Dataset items
^^^^^^^^^^^^^^^^

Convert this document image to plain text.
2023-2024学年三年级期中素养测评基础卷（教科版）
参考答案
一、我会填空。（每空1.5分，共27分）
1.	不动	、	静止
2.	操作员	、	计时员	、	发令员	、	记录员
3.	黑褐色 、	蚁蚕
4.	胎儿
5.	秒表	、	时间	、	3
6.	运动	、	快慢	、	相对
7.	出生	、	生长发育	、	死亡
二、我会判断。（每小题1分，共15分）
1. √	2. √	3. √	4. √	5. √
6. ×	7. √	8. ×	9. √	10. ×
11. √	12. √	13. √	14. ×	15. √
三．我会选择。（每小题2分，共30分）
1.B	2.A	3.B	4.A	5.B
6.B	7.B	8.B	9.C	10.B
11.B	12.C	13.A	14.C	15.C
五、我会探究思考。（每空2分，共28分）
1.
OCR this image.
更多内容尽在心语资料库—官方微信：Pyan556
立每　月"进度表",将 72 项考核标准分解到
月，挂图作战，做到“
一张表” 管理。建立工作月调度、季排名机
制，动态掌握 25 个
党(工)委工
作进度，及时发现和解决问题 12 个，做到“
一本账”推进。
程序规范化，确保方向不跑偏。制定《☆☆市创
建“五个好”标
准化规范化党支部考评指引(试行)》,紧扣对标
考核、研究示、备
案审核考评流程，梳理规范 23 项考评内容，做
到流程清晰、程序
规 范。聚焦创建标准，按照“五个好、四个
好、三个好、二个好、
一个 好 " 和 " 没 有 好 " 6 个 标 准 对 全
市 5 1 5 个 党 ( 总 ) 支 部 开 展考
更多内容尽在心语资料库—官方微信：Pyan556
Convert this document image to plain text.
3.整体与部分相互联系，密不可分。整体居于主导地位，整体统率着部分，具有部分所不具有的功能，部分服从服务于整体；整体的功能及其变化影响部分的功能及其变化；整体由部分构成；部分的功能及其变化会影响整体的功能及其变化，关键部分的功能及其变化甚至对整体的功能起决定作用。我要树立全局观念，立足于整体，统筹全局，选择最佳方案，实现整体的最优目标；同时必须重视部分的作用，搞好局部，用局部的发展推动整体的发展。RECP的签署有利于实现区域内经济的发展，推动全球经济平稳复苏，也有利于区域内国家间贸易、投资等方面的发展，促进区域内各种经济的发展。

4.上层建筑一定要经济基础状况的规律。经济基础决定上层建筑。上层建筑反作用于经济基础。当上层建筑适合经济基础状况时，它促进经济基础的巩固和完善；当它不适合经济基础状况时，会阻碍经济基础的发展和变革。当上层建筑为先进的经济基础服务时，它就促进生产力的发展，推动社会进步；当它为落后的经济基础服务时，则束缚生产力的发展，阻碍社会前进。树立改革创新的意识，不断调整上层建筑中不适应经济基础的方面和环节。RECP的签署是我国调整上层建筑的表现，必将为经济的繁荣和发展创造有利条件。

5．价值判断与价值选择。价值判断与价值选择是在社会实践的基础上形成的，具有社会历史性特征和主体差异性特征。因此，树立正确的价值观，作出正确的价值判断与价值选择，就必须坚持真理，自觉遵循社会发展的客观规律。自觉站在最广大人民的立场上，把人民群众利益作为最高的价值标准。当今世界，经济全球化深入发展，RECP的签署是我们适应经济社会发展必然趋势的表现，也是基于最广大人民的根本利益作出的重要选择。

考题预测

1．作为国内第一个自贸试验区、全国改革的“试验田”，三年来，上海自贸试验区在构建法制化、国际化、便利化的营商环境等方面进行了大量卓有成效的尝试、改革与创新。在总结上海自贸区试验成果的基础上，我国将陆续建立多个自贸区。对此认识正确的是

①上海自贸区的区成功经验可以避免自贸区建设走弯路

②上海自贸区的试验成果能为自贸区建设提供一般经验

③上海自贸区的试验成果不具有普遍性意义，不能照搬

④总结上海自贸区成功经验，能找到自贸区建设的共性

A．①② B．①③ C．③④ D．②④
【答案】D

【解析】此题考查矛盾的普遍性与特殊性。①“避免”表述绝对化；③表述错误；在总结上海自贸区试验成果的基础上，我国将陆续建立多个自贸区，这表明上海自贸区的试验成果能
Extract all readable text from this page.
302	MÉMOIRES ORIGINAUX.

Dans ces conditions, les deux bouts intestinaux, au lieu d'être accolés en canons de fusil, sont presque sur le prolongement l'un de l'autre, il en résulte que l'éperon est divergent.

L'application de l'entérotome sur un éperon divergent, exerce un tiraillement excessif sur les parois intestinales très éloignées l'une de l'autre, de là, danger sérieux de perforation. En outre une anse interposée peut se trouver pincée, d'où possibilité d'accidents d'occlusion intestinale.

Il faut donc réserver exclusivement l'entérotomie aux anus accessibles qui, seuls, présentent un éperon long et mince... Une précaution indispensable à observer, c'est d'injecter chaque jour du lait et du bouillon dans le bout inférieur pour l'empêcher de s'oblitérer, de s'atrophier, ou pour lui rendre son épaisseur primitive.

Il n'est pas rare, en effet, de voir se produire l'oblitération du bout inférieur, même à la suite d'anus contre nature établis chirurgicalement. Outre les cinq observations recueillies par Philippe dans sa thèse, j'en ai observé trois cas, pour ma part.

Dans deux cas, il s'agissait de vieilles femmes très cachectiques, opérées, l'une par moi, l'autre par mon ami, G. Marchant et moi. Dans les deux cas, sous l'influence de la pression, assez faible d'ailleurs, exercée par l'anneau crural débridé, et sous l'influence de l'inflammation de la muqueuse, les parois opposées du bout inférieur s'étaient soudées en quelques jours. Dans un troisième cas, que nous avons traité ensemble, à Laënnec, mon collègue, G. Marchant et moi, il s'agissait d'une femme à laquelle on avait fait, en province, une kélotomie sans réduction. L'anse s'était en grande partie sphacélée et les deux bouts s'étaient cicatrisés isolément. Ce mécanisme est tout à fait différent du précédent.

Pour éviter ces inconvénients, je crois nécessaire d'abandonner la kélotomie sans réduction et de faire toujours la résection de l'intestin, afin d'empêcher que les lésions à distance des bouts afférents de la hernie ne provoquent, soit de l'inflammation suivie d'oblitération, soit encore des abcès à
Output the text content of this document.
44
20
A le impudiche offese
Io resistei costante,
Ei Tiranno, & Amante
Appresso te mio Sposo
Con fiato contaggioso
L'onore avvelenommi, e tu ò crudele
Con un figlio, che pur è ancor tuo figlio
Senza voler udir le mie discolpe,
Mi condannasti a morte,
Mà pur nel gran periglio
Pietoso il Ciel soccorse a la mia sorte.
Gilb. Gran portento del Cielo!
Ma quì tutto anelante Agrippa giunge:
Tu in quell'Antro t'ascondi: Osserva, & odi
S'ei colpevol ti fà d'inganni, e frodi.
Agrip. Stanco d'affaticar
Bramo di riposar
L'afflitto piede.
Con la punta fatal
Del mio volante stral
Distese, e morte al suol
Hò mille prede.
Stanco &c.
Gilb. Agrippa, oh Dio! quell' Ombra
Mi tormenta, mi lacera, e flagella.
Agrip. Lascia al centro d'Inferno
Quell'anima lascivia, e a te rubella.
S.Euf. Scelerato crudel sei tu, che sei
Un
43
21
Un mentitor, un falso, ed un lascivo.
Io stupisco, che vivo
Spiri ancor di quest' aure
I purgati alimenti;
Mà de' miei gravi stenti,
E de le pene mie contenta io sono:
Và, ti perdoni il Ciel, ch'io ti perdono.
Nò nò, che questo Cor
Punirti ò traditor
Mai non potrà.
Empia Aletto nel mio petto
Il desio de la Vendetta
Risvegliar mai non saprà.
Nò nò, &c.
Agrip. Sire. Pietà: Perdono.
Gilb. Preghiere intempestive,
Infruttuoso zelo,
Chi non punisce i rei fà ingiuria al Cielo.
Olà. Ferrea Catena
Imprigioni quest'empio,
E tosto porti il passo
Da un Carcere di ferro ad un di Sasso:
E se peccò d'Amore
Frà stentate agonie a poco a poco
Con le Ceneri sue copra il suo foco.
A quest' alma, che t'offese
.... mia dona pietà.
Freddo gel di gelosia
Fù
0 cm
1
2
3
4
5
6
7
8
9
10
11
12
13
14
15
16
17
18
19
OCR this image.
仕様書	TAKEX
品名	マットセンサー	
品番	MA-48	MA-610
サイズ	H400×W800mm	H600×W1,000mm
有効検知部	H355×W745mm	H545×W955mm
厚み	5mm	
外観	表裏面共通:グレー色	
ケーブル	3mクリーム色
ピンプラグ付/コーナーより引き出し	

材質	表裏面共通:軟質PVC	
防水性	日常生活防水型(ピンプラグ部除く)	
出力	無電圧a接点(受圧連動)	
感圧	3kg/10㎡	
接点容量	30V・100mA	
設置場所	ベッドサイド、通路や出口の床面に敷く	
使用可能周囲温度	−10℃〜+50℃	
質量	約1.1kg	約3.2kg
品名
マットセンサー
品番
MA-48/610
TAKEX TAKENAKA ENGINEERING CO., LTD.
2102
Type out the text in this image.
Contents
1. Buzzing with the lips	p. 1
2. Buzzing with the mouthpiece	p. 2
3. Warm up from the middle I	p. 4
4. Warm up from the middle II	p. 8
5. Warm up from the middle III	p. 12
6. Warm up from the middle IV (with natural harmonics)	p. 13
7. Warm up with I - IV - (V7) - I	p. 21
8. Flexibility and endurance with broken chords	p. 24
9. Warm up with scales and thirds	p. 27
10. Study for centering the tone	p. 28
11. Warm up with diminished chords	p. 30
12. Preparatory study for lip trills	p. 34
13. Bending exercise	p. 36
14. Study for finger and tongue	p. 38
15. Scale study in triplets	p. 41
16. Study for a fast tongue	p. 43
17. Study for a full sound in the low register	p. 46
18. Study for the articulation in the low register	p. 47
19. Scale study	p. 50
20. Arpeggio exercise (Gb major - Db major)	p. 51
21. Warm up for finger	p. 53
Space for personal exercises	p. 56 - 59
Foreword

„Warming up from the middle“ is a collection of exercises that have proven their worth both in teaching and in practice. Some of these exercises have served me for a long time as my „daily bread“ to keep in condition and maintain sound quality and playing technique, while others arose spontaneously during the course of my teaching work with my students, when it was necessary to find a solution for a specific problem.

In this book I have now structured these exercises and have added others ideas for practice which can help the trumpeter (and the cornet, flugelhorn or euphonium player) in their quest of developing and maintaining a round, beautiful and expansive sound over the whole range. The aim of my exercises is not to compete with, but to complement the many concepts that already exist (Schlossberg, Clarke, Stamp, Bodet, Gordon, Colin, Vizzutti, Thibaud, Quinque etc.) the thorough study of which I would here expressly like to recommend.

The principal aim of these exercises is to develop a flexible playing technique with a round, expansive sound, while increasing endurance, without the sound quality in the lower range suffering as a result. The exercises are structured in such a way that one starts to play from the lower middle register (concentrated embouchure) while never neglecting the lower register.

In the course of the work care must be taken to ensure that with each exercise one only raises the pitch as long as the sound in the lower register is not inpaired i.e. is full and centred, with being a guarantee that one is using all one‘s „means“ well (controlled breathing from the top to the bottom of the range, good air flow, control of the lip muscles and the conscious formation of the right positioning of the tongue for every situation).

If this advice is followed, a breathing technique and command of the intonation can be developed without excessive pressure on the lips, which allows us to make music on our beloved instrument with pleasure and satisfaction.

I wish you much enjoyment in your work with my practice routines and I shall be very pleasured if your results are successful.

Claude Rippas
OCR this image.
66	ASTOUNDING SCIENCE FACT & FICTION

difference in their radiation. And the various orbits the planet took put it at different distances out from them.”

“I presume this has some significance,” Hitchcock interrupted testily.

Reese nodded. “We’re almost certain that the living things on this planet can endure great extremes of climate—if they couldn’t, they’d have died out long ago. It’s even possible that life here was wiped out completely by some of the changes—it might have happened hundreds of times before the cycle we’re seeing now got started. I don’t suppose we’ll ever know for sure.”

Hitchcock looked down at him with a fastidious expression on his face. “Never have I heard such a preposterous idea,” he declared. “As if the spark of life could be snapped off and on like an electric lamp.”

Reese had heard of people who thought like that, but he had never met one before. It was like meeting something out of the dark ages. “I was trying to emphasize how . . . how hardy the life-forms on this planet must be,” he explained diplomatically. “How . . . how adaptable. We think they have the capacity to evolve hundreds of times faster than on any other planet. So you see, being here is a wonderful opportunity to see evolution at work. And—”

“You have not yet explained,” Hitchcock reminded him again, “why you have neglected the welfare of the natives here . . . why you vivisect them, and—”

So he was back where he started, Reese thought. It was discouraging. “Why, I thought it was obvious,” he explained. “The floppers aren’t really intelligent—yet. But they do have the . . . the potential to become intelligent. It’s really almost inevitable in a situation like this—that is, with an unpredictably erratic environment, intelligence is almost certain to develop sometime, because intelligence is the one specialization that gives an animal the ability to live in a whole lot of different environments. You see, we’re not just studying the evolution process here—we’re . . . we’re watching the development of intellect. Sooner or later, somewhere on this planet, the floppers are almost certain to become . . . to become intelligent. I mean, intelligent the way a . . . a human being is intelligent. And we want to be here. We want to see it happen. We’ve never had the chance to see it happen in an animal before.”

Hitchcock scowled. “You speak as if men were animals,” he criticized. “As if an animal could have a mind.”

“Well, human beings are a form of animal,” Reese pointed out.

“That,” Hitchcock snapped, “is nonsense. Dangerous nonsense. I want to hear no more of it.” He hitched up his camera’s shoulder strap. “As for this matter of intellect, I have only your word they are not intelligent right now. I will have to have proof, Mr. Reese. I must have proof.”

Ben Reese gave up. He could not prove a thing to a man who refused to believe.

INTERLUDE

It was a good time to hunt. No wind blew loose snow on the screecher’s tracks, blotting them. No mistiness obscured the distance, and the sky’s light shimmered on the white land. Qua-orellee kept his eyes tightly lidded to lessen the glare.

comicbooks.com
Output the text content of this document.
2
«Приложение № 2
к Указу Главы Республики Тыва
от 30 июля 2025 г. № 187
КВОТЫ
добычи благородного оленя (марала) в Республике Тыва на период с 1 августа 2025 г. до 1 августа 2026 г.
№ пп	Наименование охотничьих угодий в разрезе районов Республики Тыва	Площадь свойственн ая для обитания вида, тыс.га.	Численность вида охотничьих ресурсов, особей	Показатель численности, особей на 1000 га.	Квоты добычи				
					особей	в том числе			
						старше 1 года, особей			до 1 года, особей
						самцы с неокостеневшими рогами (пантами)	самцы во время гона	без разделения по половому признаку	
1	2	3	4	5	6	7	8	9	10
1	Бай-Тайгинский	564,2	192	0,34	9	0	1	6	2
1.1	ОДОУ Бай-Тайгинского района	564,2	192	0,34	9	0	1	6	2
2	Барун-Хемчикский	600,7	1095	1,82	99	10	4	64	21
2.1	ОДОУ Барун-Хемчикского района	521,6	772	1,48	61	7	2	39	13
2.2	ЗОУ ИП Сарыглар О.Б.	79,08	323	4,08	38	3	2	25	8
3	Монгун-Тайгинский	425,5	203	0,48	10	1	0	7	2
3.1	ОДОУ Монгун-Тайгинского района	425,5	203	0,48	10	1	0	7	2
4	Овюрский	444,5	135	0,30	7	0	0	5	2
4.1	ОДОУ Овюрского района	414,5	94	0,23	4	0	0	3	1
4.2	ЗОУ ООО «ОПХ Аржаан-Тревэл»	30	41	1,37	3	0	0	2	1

^^^^^^^^^^^^^^^^

## Aim of the task
Read the data above and pull out each line that holds the string "different".

## Solution below
difference in their radiation. And the various orbits the planet took put it at different distances out from them.”
So he was back where he started, Reese thought. It was discouraging. “Why, I thought it was obvious,” he explained. “The floppers aren’t really intelligent—yet. But they do have the . . . the potential to become intelligent. It’s really almost inevitable in a situation like this—that is, with an unpredictably erratic environment, intelligence is almost certain to develop sometime, because intelligence is the one specialization that gives an animal the ability to live in a whole lot of different environments. You see, we’re not just studying the evolution process here—we’re . . . we’re watching the development of intellect. Sooner or later, somewhere on this planet, the floppers are almost certain to become . . . to become intelligent. I mean, intelligent the way a . . . a human being is intelligent. And we want to be here. We want to see it happen. We’ve never had the chance to see it happen in an animal before.”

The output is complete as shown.